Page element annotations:
____
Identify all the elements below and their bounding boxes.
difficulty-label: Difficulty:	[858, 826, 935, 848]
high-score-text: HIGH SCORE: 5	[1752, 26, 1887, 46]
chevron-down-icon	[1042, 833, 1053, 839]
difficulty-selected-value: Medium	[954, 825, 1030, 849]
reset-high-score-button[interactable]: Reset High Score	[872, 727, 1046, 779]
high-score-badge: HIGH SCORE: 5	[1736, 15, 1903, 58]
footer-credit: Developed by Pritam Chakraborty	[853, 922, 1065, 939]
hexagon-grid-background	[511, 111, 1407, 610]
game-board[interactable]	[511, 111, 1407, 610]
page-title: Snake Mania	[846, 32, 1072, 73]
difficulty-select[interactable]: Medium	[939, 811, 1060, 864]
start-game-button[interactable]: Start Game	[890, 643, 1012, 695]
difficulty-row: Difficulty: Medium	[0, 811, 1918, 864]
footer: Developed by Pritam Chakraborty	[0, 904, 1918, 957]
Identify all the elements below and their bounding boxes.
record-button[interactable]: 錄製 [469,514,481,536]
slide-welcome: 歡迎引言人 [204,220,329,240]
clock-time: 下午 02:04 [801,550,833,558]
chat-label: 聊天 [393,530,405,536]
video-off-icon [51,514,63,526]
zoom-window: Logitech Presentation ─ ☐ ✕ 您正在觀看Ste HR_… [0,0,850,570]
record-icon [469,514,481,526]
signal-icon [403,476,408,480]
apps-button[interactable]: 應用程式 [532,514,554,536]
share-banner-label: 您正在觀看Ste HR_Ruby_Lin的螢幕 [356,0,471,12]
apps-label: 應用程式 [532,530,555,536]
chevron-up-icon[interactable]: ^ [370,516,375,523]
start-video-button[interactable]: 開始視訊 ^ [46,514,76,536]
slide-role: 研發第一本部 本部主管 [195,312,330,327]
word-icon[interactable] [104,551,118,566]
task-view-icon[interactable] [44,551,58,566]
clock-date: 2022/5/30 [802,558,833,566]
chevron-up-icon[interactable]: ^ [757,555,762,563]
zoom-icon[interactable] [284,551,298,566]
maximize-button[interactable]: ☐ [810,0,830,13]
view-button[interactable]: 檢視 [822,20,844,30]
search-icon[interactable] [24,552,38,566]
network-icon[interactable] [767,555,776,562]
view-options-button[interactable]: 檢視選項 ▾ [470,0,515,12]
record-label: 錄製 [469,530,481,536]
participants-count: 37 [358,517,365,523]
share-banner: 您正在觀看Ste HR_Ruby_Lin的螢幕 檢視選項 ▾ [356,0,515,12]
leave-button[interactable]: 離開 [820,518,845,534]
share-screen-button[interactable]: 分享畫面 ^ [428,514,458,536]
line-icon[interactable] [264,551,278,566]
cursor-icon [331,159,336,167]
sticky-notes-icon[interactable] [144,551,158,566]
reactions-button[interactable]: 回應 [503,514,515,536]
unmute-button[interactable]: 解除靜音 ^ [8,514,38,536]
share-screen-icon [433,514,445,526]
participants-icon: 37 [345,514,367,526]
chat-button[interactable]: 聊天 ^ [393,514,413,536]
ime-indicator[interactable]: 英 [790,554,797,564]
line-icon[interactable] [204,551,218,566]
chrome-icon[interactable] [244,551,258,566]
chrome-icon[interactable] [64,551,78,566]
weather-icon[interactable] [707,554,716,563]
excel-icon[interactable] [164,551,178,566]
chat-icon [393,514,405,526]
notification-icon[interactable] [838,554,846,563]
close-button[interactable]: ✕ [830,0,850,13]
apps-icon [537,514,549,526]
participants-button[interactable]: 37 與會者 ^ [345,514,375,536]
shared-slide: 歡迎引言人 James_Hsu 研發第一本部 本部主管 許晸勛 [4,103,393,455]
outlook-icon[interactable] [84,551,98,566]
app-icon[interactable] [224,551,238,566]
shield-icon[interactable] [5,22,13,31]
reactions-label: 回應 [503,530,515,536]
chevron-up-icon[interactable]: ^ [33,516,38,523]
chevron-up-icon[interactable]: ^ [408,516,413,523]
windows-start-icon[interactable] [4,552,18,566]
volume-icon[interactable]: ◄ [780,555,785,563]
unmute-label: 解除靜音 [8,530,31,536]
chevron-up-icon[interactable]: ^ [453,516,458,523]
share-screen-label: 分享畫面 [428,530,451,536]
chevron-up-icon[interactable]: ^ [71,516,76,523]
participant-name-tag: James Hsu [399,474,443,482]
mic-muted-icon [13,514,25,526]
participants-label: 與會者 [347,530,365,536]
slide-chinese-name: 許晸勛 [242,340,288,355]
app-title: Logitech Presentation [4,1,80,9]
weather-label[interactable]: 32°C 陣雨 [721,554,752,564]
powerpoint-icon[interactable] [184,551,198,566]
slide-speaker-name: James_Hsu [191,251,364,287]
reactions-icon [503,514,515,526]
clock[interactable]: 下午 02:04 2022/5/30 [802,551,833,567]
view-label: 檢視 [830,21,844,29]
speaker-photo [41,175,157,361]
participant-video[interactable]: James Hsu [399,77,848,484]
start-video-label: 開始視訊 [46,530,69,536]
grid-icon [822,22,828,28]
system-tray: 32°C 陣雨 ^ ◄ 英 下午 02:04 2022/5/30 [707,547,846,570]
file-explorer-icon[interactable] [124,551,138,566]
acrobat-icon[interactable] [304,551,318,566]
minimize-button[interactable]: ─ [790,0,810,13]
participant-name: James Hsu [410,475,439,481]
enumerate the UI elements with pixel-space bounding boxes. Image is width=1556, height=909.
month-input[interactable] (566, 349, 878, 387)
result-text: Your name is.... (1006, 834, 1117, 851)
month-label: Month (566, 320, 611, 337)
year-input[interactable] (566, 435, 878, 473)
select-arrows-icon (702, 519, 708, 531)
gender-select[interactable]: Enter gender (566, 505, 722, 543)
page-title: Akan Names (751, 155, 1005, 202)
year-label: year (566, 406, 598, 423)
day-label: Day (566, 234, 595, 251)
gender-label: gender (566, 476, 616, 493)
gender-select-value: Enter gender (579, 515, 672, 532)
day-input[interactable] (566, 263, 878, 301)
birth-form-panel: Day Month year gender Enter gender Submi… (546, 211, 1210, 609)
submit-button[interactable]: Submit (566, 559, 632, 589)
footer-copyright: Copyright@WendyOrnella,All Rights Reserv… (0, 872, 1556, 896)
____
[STATED GOAL] Rewrite the entries from the first line through the line containing "maximize-button[interactable]: ☐ [810,0,830,13]", renaming "chevron-up-icon" to "caret-up-icon" and leaving everything else unchanged.

[RESPONSE TO THE TASK]
Identify all the elements below and their bounding boxes.
difficulty-label: Difficulty:	[858, 826, 935, 848]
high-score-text: HIGH SCORE: 5	[1752, 26, 1887, 46]
chevron-down-icon	[1042, 833, 1053, 839]
difficulty-selected-value: Medium	[954, 825, 1030, 849]
reset-high-score-button[interactable]: Reset High Score	[872, 727, 1046, 779]
high-score-badge: HIGH SCORE: 5	[1736, 15, 1903, 58]
footer-credit: Developed by Pritam Chakraborty	[853, 922, 1065, 939]
hexagon-grid-background	[511, 111, 1407, 610]
game-board[interactable]	[511, 111, 1407, 610]
page-title: Snake Mania	[846, 32, 1072, 73]
difficulty-select[interactable]: Medium	[939, 811, 1060, 864]
start-game-button[interactable]: Start Game	[890, 643, 1012, 695]
difficulty-row: Difficulty: Medium	[0, 811, 1918, 864]
footer: Developed by Pritam Chakraborty	[0, 904, 1918, 957]
Identify all the elements below and their bounding boxes.
record-button[interactable]: 錄製 [469,514,481,536]
slide-welcome: 歡迎引言人 [204,220,329,240]
clock-time: 下午 02:04 [801,550,833,558]
chat-label: 聊天 [393,530,405,536]
video-off-icon [51,514,63,526]
zoom-window: Logitech Presentation ─ ☐ ✕ 您正在觀看Ste HR_… [0,0,850,570]
record-icon [469,514,481,526]
signal-icon [403,476,408,480]
apps-button[interactable]: 應用程式 [532,514,554,536]
share-banner-label: 您正在觀看Ste HR_Ruby_Lin的螢幕 [356,0,471,12]
apps-label: 應用程式 [532,530,555,536]
caret-up-icon[interactable]: ^ [370,516,375,523]
start-video-button[interactable]: 開始視訊 ^ [46,514,76,536]
slide-role: 研發第一本部 本部主管 [195,312,330,327]
word-icon[interactable] [104,551,118,566]
task-view-icon[interactable] [44,551,58,566]
clock-date: 2022/5/30 [802,558,833,566]
caret-up-icon[interactable]: ^ [757,555,762,563]
zoom-icon[interactable] [284,551,298,566]
maximize-button[interactable]: ☐ [810,0,830,13]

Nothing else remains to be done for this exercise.